** begin **

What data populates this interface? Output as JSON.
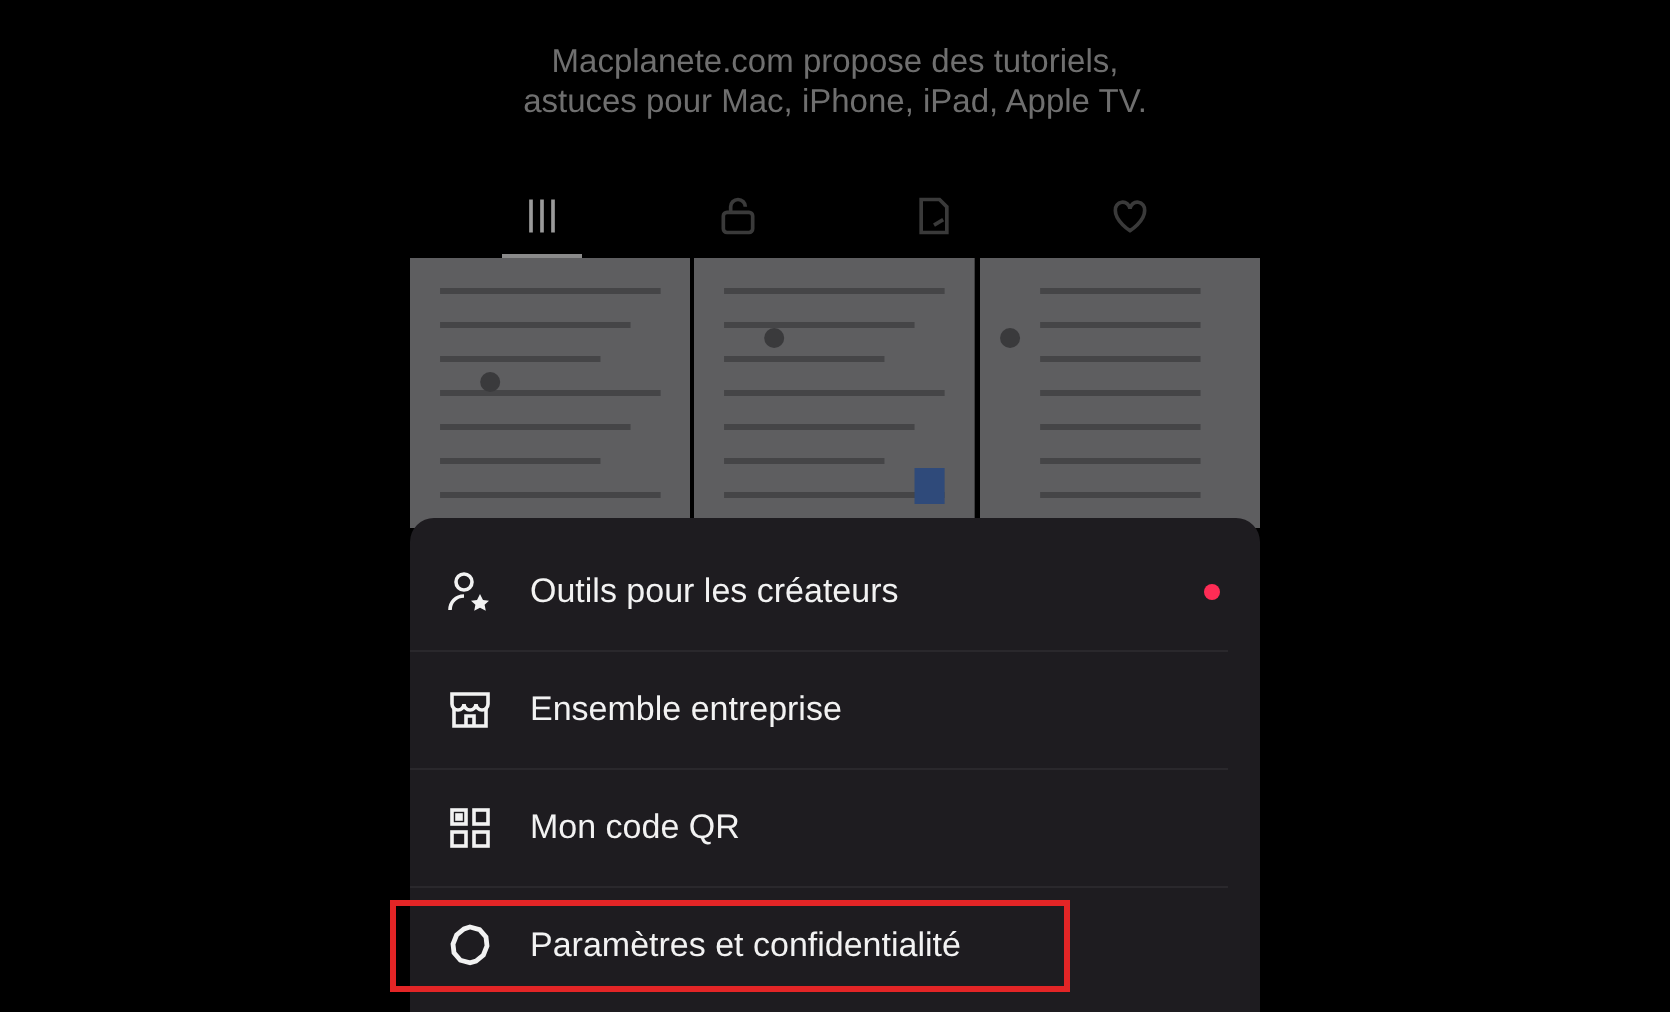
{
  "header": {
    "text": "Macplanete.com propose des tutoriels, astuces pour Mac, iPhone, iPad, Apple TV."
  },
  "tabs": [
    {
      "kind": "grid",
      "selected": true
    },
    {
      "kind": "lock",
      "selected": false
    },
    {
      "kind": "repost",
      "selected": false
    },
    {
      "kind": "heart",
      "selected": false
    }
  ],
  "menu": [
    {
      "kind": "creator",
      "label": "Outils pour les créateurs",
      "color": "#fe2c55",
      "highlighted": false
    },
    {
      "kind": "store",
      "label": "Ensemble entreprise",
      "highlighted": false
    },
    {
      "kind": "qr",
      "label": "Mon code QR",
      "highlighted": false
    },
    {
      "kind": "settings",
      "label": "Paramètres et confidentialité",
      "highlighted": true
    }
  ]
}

** end **

_WORK TO COMPLETE_: Make an exact copy of all entries above, dropping the images.

_EXERCISE RESPONSE_:
What data populates this interface? Output as JSON.
{
  "header": {
    "text": "Macplanete.com propose des tutoriels, astuces pour Mac, iPhone, iPad, Apple TV."
  },
  "tabs": [
    {
      "kind": "grid",
      "selected": true
    },
    {
      "kind": "lock",
      "selected": false
    },
    {
      "kind": "repost",
      "selected": false
    },
    {
      "kind": "heart",
      "selected": false
    }
  ],
  "menu": [
    {
      "kind": "creator",
      "label": "Outils pour les créateurs",
      "color": "#fe2c55",
      "highlighted": false
    },
    {
      "kind": "store",
      "label": "Ensemble entreprise",
      "highlighted": false
    },
    {
      "kind": "qr",
      "label": "Mon code QR",
      "highlighted": false
    },
    {
      "kind": "settings",
      "label": "Paramètres et confidentialité",
      "highlighted": true
    }
  ]
}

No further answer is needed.